* _YOUR INSTRUCTIONS_:
Reproduce word for word every line from the one containing "Detect and localize" down to the one containing "indicators-button[interactable]: ⊞ ▾", both included. Leave the pictures out.

** START OF THE DATA **

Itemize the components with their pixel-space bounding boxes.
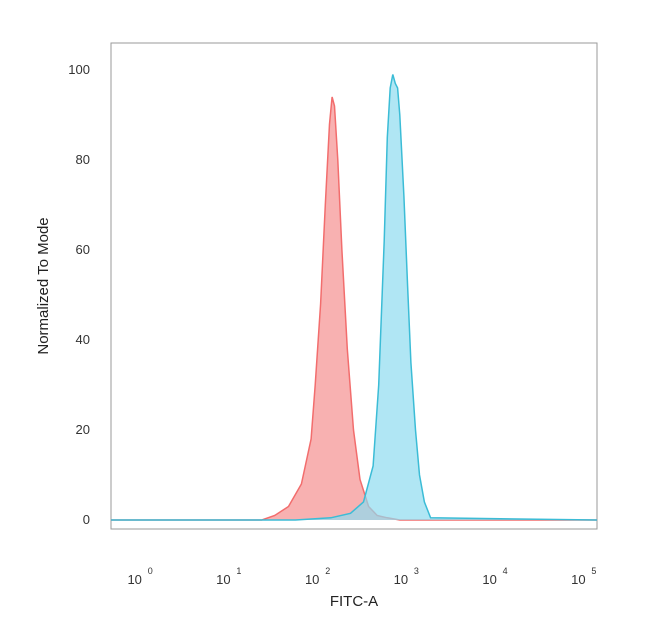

** END OF THE DATA **
** START OF THE DATA **

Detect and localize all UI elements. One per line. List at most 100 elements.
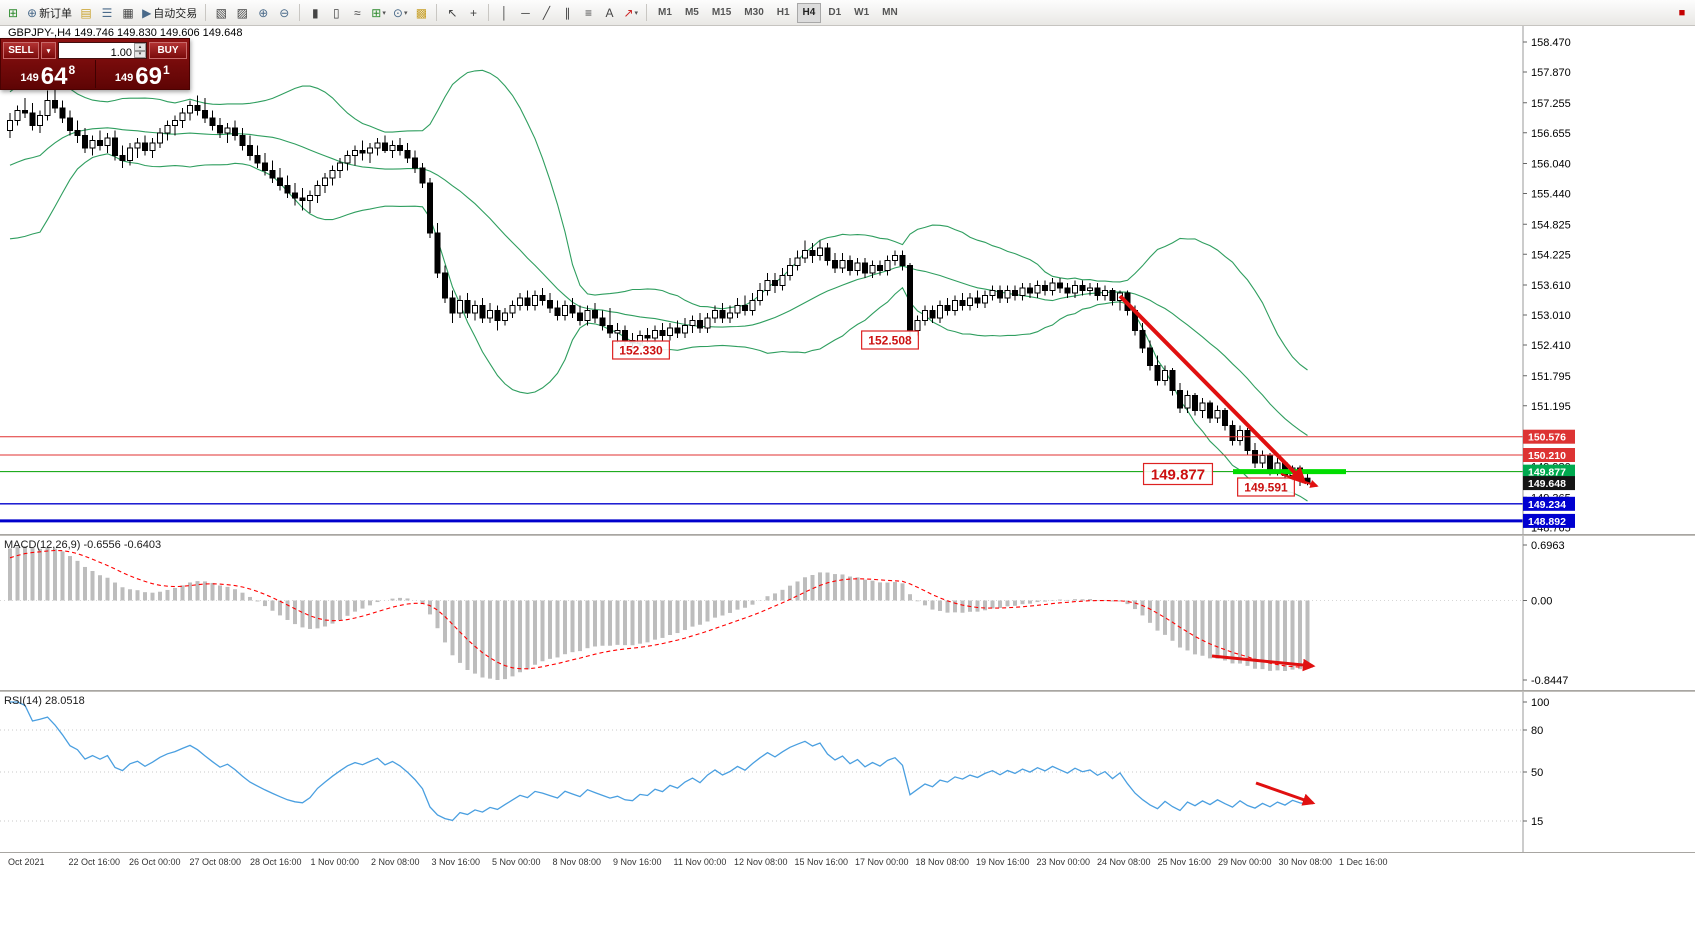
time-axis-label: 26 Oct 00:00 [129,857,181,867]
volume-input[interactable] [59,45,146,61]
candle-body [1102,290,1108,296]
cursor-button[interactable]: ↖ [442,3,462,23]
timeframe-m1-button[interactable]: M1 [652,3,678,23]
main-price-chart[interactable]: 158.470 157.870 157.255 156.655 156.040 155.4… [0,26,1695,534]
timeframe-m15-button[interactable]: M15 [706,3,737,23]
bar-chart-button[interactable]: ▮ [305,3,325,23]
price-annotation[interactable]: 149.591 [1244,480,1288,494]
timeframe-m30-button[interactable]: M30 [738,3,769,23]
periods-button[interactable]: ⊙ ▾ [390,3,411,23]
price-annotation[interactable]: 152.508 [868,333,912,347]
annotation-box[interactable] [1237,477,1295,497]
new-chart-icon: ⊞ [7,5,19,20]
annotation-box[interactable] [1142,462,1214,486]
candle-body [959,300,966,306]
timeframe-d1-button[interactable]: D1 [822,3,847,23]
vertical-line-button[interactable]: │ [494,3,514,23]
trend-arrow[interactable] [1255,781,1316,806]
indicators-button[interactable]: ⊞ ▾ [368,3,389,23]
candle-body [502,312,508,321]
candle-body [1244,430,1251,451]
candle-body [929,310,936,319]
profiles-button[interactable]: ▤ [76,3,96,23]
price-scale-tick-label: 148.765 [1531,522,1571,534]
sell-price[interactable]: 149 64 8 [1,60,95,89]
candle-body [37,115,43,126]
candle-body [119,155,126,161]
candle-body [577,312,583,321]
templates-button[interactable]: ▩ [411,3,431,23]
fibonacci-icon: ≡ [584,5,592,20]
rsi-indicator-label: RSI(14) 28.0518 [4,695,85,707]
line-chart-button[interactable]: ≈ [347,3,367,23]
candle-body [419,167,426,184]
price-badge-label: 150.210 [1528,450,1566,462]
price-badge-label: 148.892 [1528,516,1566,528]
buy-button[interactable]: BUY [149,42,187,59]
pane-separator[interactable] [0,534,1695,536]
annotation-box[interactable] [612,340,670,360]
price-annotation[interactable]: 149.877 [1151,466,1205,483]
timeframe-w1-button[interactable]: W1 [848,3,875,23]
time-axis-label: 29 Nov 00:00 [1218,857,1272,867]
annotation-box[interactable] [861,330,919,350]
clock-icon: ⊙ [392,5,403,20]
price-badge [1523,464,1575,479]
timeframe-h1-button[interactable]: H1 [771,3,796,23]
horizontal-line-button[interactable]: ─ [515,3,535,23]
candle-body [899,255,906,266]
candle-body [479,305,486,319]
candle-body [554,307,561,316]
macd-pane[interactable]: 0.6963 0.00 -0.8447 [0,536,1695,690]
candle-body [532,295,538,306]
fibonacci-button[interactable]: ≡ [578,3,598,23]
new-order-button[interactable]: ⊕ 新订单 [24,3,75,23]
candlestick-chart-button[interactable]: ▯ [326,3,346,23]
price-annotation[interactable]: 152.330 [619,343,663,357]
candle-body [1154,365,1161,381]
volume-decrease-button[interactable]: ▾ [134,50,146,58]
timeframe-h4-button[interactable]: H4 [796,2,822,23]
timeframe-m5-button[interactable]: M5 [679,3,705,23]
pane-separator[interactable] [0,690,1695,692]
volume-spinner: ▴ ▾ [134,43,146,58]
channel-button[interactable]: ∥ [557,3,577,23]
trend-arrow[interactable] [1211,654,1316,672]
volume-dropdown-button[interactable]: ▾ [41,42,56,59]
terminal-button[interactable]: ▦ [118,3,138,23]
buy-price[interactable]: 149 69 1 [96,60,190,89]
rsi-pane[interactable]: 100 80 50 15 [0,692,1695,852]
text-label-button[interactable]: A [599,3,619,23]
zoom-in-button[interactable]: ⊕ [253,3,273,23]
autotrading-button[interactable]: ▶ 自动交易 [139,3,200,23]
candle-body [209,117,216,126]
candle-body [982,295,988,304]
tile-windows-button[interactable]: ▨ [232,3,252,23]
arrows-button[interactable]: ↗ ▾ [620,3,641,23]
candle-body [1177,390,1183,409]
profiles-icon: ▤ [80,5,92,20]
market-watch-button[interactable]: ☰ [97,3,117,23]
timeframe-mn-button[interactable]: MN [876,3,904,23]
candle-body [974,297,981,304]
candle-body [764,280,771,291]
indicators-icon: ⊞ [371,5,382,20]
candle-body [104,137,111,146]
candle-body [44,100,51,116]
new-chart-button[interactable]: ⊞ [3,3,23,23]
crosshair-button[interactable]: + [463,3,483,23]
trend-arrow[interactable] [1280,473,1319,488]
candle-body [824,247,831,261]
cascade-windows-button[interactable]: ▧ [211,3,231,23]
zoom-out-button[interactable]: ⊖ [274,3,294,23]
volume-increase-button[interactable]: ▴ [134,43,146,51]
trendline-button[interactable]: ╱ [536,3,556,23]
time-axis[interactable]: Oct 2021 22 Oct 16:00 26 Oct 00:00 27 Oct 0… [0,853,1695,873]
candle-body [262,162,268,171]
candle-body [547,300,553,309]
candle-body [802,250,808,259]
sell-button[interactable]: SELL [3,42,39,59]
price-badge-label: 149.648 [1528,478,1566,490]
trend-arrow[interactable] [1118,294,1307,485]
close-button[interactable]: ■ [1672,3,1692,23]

** END OF THE DATA **

* _FULL RESPONSE_:
Detect and localize all UI elements. One per line. List at most 100 elements.
time-axis-label: 26 Oct 00:00 [129,857,181,867]
volume-input[interactable] [59,45,146,61]
candle-body [1102,290,1108,296]
cursor-button[interactable]: ↖ [442,3,462,23]
timeframe-m1-button[interactable]: M1 [652,3,678,23]
main-price-chart[interactable]: 158.470 157.870 157.255 156.655 156.040 155.4… [0,26,1695,534]
timeframe-m15-button[interactable]: M15 [706,3,737,23]
bar-chart-button[interactable]: ▮ [305,3,325,23]
price-annotation[interactable]: 149.591 [1244,480,1288,494]
timeframe-m30-button[interactable]: M30 [738,3,769,23]
periods-button[interactable]: ⊙ ▾ [390,3,411,23]
price-annotation[interactable]: 152.508 [868,333,912,347]
annotation-box[interactable] [1237,477,1295,497]
new-chart-icon: ⊞ [7,5,19,20]
annotation-box[interactable] [1142,462,1214,486]
candle-body [959,300,966,306]
timeframe-d1-button[interactable]: D1 [822,3,847,23]
vertical-line-button[interactable]: │ [494,3,514,23]
trend-arrow[interactable] [1255,781,1316,806]
indicators-button[interactable]: ⊞ ▾ [368,3,389,23]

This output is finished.